TASK DESCRIPTION – For this exercise, copy out each line of the material below that includes "JSON".

--

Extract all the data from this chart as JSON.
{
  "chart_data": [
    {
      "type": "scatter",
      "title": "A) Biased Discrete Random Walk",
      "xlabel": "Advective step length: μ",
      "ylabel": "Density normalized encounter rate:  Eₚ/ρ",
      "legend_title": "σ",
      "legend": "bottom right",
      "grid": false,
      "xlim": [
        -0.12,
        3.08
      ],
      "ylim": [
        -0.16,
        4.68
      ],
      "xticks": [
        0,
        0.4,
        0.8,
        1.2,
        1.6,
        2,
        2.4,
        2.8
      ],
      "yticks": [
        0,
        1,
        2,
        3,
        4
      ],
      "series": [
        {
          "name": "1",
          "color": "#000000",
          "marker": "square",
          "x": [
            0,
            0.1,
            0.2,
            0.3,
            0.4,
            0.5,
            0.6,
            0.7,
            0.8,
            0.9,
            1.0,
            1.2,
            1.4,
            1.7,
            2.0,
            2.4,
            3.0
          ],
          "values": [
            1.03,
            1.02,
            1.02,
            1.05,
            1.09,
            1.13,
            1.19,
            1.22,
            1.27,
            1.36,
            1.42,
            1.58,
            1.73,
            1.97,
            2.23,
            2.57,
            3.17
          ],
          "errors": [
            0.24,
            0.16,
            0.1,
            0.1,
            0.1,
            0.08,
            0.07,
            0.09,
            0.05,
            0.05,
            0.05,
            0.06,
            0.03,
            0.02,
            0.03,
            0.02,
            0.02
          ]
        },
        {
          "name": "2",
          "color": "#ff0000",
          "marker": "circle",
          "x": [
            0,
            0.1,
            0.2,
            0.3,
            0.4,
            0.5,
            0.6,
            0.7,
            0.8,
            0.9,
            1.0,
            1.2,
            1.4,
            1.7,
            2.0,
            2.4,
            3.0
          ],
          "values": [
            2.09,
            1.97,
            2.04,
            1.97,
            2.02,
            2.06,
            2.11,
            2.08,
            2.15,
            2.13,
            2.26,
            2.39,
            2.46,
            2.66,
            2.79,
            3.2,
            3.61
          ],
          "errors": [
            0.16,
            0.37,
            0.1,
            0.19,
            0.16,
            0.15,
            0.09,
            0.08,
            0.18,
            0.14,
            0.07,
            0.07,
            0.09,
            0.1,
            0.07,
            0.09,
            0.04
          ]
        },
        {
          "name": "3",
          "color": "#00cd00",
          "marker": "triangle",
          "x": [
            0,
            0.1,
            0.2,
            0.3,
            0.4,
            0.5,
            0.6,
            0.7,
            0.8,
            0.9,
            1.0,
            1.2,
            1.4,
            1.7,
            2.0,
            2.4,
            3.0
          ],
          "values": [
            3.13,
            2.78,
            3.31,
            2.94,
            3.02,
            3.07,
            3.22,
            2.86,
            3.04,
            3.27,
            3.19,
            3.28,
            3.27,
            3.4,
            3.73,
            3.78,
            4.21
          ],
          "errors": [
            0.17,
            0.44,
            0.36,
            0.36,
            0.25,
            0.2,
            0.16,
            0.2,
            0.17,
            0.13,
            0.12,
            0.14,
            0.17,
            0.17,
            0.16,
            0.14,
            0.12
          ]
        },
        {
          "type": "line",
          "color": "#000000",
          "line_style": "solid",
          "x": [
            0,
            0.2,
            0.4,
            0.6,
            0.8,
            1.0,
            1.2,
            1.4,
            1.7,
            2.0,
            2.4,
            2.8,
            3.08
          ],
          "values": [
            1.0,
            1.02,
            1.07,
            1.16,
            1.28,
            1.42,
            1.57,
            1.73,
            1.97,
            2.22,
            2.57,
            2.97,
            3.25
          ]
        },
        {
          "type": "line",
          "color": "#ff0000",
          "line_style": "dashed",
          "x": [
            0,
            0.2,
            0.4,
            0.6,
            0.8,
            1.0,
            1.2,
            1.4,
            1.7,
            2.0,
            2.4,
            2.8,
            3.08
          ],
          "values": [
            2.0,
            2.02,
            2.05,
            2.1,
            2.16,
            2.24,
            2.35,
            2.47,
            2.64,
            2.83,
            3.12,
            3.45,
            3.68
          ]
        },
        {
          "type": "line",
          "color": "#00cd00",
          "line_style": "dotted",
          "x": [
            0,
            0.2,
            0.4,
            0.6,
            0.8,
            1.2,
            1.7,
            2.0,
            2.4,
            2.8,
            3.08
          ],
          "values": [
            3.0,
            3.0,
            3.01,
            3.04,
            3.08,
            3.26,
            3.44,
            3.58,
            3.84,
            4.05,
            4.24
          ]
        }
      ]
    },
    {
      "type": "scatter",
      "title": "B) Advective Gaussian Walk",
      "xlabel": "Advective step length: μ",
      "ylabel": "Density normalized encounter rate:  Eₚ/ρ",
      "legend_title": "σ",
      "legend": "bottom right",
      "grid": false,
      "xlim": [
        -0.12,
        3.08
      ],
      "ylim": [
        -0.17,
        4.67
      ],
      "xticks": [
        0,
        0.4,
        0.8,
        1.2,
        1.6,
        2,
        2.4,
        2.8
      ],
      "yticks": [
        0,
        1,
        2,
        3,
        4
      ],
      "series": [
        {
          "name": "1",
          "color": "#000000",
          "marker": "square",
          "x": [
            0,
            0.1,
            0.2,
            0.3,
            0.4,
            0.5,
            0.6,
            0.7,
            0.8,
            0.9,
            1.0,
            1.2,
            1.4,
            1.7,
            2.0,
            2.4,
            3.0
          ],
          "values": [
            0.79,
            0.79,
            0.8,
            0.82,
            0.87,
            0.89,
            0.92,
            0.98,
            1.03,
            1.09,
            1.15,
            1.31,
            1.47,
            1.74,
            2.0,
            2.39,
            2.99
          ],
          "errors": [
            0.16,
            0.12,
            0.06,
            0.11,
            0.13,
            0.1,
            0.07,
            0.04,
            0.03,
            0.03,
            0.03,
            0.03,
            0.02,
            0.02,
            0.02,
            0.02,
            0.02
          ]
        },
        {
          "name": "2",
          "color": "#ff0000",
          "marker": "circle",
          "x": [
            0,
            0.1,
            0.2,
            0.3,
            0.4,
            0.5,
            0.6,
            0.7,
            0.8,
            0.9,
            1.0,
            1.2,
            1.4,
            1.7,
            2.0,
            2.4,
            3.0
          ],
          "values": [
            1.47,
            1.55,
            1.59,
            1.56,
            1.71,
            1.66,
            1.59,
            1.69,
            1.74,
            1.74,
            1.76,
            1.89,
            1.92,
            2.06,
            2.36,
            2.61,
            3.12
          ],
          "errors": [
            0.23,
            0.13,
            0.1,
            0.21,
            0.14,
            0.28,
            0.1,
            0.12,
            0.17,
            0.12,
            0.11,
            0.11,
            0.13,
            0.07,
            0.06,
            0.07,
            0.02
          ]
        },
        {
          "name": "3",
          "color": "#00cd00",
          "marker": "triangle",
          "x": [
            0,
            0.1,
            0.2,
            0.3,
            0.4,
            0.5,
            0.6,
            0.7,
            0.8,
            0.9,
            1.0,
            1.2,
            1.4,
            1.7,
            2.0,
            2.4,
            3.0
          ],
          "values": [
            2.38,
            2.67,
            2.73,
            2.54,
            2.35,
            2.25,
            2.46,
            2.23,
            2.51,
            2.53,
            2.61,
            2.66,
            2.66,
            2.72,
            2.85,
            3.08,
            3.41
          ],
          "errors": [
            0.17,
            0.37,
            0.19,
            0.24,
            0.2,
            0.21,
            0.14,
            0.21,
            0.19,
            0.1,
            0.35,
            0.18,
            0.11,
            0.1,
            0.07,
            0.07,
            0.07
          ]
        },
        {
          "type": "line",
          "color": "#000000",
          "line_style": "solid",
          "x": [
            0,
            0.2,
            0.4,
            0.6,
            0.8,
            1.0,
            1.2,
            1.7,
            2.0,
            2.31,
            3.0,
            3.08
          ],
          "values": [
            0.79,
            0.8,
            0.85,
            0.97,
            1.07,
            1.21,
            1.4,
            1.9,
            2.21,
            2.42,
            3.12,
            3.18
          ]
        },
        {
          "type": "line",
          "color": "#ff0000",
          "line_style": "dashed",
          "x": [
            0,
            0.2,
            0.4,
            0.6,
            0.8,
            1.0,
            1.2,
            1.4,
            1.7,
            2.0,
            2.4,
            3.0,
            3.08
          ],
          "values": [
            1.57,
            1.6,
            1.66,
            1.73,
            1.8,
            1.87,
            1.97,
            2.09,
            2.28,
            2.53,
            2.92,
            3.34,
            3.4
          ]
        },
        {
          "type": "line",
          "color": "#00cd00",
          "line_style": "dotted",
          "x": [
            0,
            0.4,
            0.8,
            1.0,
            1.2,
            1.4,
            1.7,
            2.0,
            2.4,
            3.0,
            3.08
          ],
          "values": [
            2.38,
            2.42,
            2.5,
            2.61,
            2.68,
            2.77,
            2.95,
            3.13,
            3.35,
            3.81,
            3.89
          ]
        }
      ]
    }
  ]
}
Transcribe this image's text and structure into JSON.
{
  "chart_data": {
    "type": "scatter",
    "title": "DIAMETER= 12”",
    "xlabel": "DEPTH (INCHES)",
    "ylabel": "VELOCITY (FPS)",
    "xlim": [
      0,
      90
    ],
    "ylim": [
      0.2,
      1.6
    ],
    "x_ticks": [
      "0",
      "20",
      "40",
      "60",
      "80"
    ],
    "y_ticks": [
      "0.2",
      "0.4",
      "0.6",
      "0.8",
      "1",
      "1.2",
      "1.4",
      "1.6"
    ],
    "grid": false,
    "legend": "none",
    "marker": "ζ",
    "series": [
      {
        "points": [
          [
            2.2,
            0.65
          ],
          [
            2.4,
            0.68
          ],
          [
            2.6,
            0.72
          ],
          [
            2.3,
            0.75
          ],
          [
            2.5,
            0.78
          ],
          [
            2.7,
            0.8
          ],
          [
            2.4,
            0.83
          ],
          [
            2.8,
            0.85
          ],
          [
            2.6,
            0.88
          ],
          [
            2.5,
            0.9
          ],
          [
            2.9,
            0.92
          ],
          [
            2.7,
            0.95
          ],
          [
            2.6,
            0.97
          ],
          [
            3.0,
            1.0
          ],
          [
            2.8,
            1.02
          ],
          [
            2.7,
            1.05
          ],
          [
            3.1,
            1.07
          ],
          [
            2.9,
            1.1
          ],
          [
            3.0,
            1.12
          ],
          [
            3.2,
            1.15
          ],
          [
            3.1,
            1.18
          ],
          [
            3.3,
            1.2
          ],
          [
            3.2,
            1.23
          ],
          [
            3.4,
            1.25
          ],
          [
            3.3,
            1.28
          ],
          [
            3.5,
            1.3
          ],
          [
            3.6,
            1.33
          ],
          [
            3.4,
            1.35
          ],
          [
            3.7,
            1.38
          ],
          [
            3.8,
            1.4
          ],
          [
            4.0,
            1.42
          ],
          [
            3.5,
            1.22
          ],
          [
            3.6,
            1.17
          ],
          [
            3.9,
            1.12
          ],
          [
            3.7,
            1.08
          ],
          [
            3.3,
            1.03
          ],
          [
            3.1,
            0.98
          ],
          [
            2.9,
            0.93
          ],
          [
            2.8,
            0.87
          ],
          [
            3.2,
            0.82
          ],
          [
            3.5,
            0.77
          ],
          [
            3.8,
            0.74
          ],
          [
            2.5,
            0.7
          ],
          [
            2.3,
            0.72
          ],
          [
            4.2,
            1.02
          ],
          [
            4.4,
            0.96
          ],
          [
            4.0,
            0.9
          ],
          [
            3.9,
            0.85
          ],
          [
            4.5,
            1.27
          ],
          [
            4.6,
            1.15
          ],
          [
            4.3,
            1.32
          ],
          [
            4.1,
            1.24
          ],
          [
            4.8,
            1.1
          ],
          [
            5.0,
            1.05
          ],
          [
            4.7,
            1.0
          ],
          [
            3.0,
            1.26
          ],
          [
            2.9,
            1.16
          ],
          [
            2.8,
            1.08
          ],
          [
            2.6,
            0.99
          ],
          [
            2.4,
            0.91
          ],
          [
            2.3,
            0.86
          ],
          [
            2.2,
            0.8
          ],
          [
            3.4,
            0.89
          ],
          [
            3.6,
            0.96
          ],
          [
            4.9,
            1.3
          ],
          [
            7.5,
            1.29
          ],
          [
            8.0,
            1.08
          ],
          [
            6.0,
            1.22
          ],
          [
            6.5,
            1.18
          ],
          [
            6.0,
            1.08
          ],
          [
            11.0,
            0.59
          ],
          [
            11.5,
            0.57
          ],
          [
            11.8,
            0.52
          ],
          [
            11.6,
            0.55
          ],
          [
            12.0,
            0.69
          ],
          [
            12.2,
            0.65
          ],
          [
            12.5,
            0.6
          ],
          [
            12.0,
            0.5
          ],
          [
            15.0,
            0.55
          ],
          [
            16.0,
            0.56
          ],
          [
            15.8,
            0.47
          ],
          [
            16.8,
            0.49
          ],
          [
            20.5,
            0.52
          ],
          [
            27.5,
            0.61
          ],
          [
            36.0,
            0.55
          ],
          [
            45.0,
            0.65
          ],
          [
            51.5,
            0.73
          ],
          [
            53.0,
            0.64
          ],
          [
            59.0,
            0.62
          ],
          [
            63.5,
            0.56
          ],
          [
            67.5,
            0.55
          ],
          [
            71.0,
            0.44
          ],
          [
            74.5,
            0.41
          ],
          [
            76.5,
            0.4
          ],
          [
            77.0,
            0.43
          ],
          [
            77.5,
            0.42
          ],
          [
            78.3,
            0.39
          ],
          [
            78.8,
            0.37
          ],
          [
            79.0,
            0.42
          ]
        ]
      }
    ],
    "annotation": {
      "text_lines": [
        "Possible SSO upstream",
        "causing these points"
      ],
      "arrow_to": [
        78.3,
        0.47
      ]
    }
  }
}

--

ANSWER TO THE PROBLEM –
Extract all the data from this chart as JSON.
Transcribe this image's text and structure into JSON.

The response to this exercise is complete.